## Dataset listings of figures
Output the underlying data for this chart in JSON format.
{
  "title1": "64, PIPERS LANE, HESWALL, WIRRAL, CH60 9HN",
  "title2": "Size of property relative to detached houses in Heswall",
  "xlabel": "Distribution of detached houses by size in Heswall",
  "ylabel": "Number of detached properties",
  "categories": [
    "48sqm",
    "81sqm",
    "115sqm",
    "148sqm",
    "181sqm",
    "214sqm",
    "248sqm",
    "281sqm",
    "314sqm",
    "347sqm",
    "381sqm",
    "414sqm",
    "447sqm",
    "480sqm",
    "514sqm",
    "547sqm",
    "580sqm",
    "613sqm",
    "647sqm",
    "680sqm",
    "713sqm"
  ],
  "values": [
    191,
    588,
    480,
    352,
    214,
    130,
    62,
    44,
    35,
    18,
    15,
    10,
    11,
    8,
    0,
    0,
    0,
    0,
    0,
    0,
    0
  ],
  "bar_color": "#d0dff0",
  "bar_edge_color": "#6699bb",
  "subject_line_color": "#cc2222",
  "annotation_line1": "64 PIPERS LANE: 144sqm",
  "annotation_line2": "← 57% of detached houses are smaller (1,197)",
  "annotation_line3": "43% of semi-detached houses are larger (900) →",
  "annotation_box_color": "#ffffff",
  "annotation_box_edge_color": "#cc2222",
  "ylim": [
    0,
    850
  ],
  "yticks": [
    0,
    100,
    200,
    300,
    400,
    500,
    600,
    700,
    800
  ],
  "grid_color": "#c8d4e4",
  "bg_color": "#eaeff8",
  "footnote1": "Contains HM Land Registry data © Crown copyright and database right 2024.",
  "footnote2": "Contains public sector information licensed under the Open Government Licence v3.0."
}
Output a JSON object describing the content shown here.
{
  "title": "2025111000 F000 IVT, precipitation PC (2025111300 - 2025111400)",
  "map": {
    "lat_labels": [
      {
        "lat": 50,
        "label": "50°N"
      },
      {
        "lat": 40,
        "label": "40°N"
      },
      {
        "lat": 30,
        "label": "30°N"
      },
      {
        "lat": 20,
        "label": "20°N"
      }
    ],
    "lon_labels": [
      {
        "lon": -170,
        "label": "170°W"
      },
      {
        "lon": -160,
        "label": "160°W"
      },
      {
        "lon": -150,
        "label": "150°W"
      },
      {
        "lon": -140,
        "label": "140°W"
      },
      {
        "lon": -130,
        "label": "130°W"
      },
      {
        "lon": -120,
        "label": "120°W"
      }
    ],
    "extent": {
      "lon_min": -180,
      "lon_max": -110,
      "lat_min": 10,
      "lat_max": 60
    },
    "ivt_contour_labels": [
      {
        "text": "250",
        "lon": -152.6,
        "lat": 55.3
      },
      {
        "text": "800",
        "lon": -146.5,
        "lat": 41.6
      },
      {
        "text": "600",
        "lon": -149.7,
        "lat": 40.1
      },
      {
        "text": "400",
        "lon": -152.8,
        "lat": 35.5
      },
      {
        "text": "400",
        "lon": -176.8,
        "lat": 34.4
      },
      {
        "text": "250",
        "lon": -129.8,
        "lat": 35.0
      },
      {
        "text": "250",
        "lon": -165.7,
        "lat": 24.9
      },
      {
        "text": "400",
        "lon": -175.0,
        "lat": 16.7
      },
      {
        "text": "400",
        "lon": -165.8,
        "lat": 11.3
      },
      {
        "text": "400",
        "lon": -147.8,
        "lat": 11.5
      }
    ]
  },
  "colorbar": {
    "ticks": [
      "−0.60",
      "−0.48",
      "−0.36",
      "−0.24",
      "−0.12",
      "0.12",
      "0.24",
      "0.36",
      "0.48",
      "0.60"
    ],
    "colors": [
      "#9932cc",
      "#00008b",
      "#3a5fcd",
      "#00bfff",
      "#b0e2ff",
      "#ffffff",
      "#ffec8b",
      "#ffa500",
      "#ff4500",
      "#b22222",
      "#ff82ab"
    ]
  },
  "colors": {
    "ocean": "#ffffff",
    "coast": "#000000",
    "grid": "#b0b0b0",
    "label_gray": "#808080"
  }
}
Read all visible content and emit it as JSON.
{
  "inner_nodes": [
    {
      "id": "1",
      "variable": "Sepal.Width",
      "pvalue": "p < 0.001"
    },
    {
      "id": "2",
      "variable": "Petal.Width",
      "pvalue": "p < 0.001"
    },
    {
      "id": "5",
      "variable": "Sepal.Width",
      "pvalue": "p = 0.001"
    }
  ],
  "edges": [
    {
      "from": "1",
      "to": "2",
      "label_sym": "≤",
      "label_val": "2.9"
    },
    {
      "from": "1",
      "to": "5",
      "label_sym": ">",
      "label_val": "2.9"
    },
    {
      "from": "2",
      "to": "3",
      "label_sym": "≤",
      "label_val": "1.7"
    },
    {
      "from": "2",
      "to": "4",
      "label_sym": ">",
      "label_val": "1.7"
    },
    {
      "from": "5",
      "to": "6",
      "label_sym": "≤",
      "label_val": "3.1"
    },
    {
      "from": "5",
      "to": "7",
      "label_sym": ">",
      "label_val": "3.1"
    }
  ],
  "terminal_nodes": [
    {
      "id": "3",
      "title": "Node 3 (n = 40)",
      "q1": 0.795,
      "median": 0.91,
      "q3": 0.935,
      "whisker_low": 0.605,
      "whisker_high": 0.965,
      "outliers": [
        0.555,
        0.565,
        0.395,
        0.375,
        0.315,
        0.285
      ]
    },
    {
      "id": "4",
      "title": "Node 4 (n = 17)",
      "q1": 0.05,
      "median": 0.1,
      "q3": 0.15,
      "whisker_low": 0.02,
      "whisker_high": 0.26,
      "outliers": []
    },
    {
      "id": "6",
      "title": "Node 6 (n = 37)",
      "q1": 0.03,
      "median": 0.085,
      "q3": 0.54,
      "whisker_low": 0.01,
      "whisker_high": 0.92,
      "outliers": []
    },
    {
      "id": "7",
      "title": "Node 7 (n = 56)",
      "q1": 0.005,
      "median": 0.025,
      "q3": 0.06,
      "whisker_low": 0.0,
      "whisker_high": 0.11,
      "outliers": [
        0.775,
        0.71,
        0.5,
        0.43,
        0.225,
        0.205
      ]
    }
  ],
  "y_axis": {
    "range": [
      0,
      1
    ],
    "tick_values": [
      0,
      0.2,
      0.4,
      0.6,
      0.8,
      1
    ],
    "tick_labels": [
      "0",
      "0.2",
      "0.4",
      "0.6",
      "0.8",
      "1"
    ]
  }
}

## What you should do
Please output the entries above, every line exactly as it reads.

## Full output
Output the underlying data for this chart in JSON format.
{
  "title1": "64, PIPERS LANE, HESWALL, WIRRAL, CH60 9HN",
  "title2": "Size of property relative to detached houses in Heswall",
  "xlabel": "Distribution of detached houses by size in Heswall",
  "ylabel": "Number of detached properties",
  "categories": [
    "48sqm",
    "81sqm",
    "115sqm",
    "148sqm",
    "181sqm",
    "214sqm",
    "248sqm",
    "281sqm",
    "314sqm",
    "347sqm",
    "381sqm",
    "414sqm",
    "447sqm",
    "480sqm",
    "514sqm",
    "547sqm",
    "580sqm",
    "613sqm",
    "647sqm",
    "680sqm",
    "713sqm"
  ],
  "values": [
    191,
    588,
    480,
    352,
    214,
    130,
    62,
    44,
    35,
    18,
    15,
    10,
    11,
    8,
    0,
    0,
    0,
    0,
    0,
    0,
    0
  ],
  "bar_color": "#d0dff0",
  "bar_edge_color": "#6699bb",
  "subject_line_color": "#cc2222",
  "annotation_line1": "64 PIPERS LANE: 144sqm",
  "annotation_line2": "← 57% of detached houses are smaller (1,197)",
  "annotation_line3": "43% of semi-detached houses are larger (900) →",
  "annotation_box_color": "#ffffff",
  "annotation_box_edge_color": "#cc2222",
  "ylim": [
    0,
    850
  ],
  "yticks": [
    0,
    100,
    200,
    300,
    400,
    500,
    600,
    700,
    800
  ],
  "grid_color": "#c8d4e4",
  "bg_color": "#eaeff8",
  "footnote1": "Contains HM Land Registry data © Crown copyright and database right 2024.",
  "footnote2": "Contains public sector information licensed under the Open Government Licence v3.0."
}
Output a JSON object describing the content shown here.
{
  "title": "2025111000 F000 IVT, precipitation PC (2025111300 - 2025111400)",
  "map": {
    "lat_labels": [
      {
        "lat": 50,
        "label": "50°N"
      },
      {
        "lat": 40,
        "label": "40°N"
      },
      {
        "lat": 30,
        "label": "30°N"
      },
      {
        "lat": 20,
        "label": "20°N"
      }
    ],
    "lon_labels": [
      {
        "lon": -170,
        "label": "170°W"
      },
      {
        "lon": -160,
        "label": "160°W"
      },
      {
        "lon": -150,
        "label": "150°W"
      },
      {
        "lon": -140,
        "label": "140°W"
      },
      {
        "lon": -130,
        "label": "130°W"
      },
      {
        "lon": -120,
        "label": "120°W"
      }
    ],
    "extent": {
      "lon_min": -180,
      "lon_max": -110,
      "lat_min": 10,
      "lat_max": 60
    },
    "ivt_contour_labels": [
      {
        "text": "250",
        "lon": -152.6,
        "lat": 55.3
      },
      {
        "text": "800",
        "lon": -146.5,
        "lat": 41.6
      },
      {
        "text": "600",
        "lon": -149.7,
        "lat": 40.1
      },
      {
        "text": "400",
        "lon": -152.8,
        "lat": 35.5
      },
      {
        "text": "400",
        "lon": -176.8,
        "lat": 34.4
      },
      {
        "text": "250",
        "lon": -129.8,
        "lat": 35.0
      },
      {
        "text": "250",
        "lon": -165.7,
        "lat": 24.9
      },
      {
        "text": "400",
        "lon": -175.0,
        "lat": 16.7
      },
      {
        "text": "400",
        "lon": -165.8,
        "lat": 11.3
      },
      {
        "text": "400",
        "lon": -147.8,
        "lat": 11.5
      }
    ]
  },
  "colorbar": {
    "ticks": [
      "−0.60",
      "−0.48",
      "−0.36",
      "−0.24",
      "−0.12",
      "0.12",
      "0.24",
      "0.36",
      "0.48",
      "0.60"
    ],
    "colors": [
      "#9932cc",
      "#00008b",
      "#3a5fcd",
      "#00bfff",
      "#b0e2ff",
      "#ffffff",
      "#ffec8b",
      "#ffa500",
      "#ff4500",
      "#b22222",
      "#ff82ab"
    ]
  },
  "colors": {
    "ocean": "#ffffff",
    "coast": "#000000",
    "grid": "#b0b0b0",
    "label_gray": "#808080"
  }
}
Read all visible content and emit it as JSON.
{
  "inner_nodes": [
    {
      "id": "1",
      "variable": "Sepal.Width",
      "pvalue": "p < 0.001"
    },
    {
      "id": "2",
      "variable": "Petal.Width",
      "pvalue": "p < 0.001"
    },
    {
      "id": "5",
      "variable": "Sepal.Width",
      "pvalue": "p = 0.001"
    }
  ],
  "edges": [
    {
      "from": "1",
      "to": "2",
      "label_sym": "≤",
      "label_val": "2.9"
    },
    {
      "from": "1",
      "to": "5",
      "label_sym": ">",
      "label_val": "2.9"
    },
    {
      "from": "2",
      "to": "3",
      "label_sym": "≤",
      "label_val": "1.7"
    },
    {
      "from": "2",
      "to": "4",
      "label_sym": ">",
      "label_val": "1.7"
    },
    {
      "from": "5",
      "to": "6",
      "label_sym": "≤",
      "label_val": "3.1"
    },
    {
      "from": "5",
      "to": "7",
      "label_sym": ">",
      "label_val": "3.1"
    }
  ],
  "terminal_nodes": [
    {
      "id": "3",
      "title": "Node 3 (n = 40)",
      "q1": 0.795,
      "median": 0.91,
      "q3": 0.935,
      "whisker_low": 0.605,
      "whisker_high": 0.965,
      "outliers": [
        0.555,
        0.565,
        0.395,
        0.375,
        0.315,
        0.285
      ]
    },
    {
      "id": "4",
      "title": "Node 4 (n = 17)",
      "q1": 0.05,
      "median": 0.1,
      "q3": 0.15,
      "whisker_low": 0.02,
      "whisker_high": 0.26,
      "outliers": []
    },
    {
      "id": "6",
      "title": "Node 6 (n = 37)",
      "q1": 0.03,
      "median": 0.085,
      "q3": 0.54,
      "whisker_low": 0.01,
      "whisker_high": 0.92,
      "outliers": []
    },
    {
      "id": "7",
      "title": "Node 7 (n = 56)",
      "q1": 0.005,
      "median": 0.025,
      "q3": 0.06,
      "whisker_low": 0.0,
      "whisker_high": 0.11,
      "outliers": [
        0.775,
        0.71,
        0.5,
        0.43,
        0.225,
        0.205
      ]
    }
  ],
  "y_axis": {
    "range": [
      0,
      1
    ],
    "tick_values": [
      0,
      0.2,
      0.4,
      0.6,
      0.8,
      1
    ],
    "tick_labels": [
      "0",
      "0.2",
      "0.4",
      "0.6",
      "0.8",
      "1"
    ]
  }
}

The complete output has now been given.